• WORK REQUIRED:
Please copy every line of the records below that holds the word "traffic".
--- Start of GIVEN ENTRIES ---
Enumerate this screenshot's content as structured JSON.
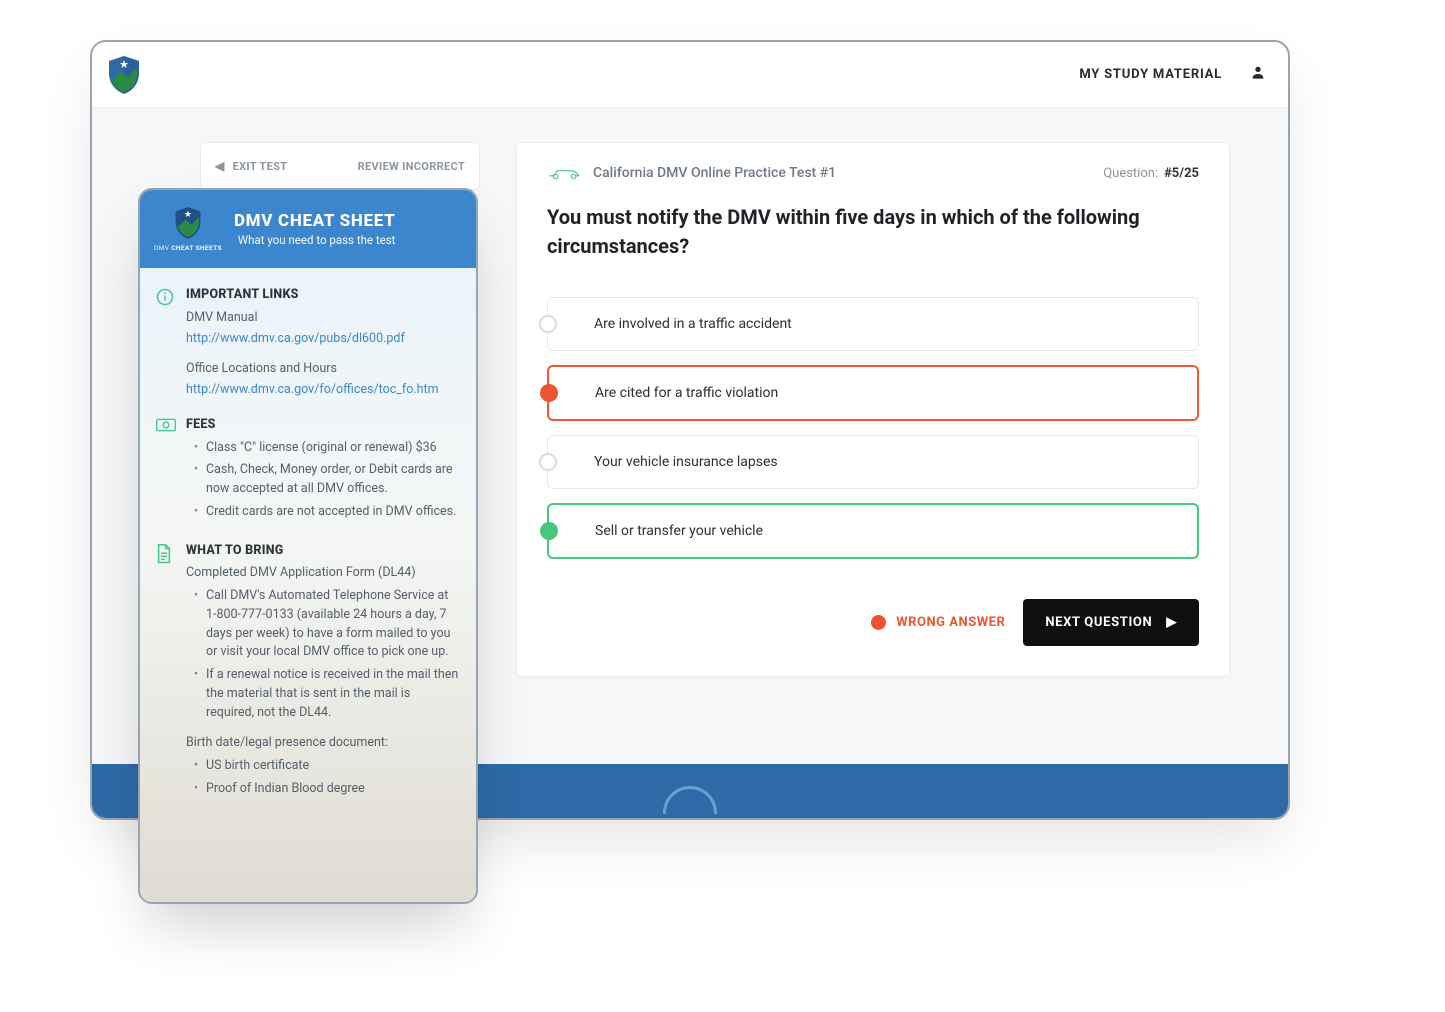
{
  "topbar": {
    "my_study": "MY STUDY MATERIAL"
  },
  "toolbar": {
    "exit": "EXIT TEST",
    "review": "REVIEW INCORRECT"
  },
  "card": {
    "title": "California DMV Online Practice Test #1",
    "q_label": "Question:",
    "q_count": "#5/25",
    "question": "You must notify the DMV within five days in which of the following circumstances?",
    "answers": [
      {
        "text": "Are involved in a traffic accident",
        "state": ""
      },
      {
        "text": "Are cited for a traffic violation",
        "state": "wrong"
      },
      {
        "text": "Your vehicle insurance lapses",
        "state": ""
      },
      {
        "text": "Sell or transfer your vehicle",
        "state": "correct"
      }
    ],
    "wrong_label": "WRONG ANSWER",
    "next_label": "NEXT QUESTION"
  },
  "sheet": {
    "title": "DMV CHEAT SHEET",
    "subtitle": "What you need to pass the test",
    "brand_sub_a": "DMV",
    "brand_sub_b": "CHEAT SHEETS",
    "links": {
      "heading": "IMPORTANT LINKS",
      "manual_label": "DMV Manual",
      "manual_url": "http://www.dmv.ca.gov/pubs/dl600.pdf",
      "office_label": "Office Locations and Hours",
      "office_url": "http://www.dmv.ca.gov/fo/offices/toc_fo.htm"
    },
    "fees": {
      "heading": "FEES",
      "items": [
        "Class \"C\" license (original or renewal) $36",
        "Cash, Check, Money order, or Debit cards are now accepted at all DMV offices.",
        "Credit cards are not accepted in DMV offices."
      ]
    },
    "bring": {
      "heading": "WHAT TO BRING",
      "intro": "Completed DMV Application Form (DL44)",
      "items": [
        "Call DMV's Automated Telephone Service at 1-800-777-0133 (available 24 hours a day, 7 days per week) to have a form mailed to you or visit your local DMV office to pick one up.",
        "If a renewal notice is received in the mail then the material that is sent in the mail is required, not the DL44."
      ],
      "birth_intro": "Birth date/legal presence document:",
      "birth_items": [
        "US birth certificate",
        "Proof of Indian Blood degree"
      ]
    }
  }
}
--- End of GIVEN ENTRIES ---
--- Start of GIVEN ENTRIES ---
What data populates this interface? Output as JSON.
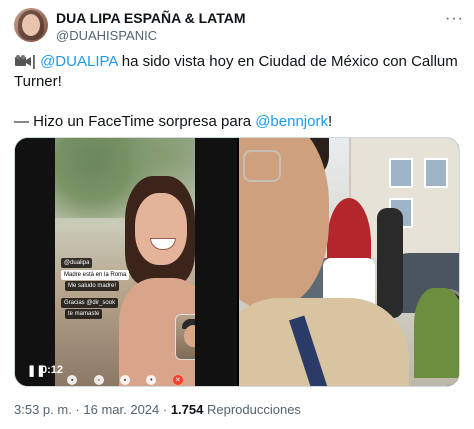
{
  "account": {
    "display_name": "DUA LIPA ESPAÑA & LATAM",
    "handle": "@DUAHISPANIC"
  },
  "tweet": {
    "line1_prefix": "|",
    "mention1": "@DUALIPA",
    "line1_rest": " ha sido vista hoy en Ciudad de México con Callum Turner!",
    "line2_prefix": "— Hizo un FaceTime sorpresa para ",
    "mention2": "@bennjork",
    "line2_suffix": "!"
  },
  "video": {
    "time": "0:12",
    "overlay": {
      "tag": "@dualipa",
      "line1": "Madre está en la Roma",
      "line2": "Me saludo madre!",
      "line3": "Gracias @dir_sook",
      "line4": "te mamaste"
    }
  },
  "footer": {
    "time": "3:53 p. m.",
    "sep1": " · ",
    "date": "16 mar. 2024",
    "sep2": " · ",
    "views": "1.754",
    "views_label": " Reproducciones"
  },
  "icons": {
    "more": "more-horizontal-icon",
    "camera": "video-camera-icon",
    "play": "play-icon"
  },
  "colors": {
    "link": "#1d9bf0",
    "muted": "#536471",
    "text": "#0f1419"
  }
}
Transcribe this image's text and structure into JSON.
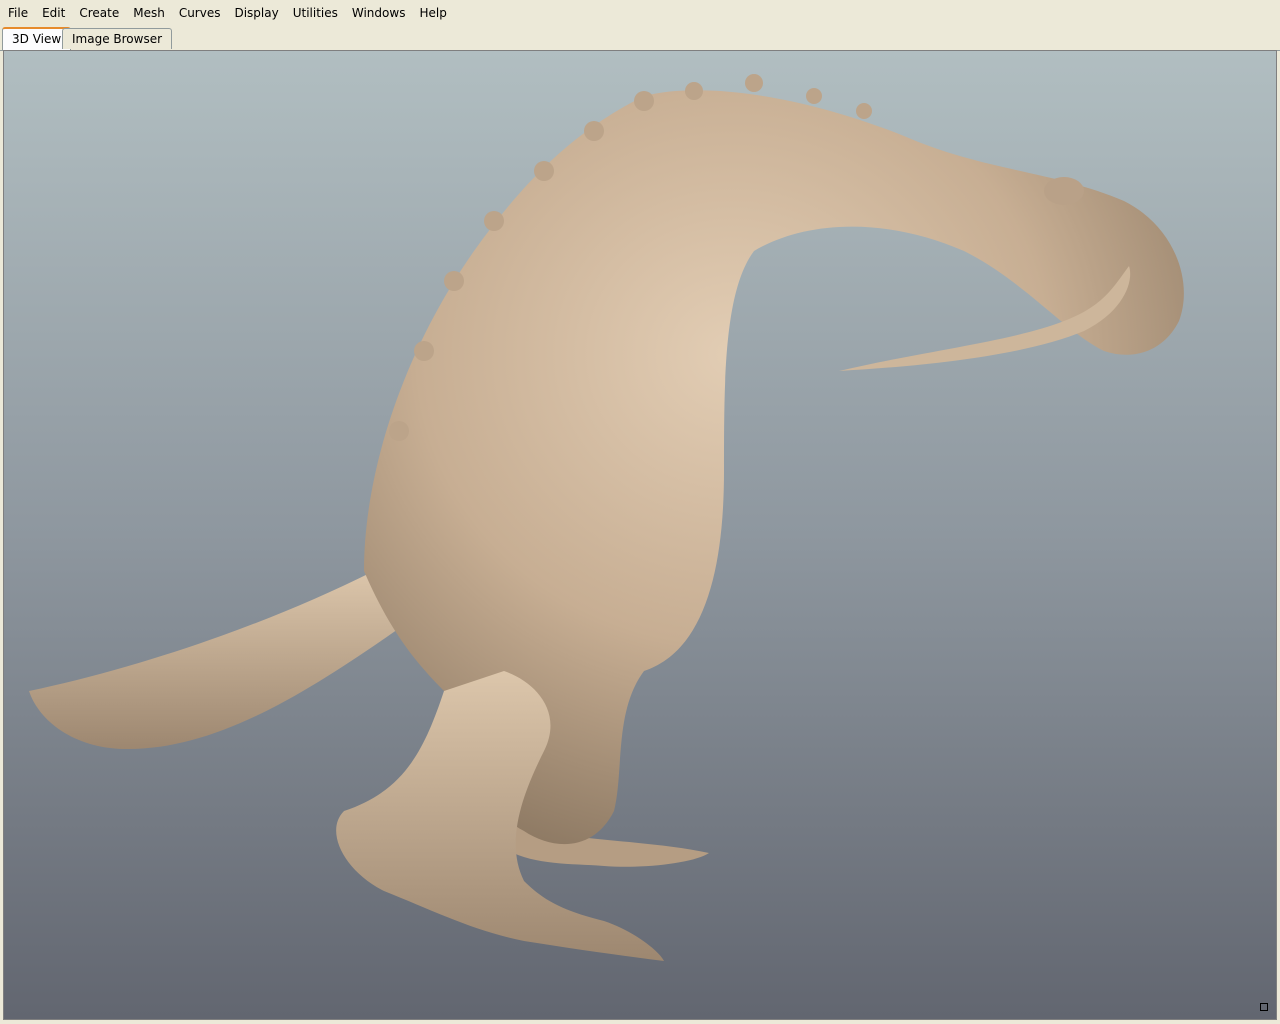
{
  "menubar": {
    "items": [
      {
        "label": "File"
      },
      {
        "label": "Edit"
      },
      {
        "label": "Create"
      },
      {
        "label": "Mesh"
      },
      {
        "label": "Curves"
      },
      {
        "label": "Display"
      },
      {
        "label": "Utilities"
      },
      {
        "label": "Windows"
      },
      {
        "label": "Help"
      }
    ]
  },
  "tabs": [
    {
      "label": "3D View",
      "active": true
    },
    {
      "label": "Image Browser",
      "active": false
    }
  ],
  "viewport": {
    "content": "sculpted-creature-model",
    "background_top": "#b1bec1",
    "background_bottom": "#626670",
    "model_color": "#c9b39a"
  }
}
--- End of GIVEN ENTRIES ---
• OUTPUT FOR THIS TASK:
        "text": "Are involved in a traffic accident",
        "text": "Are cited for a traffic violation",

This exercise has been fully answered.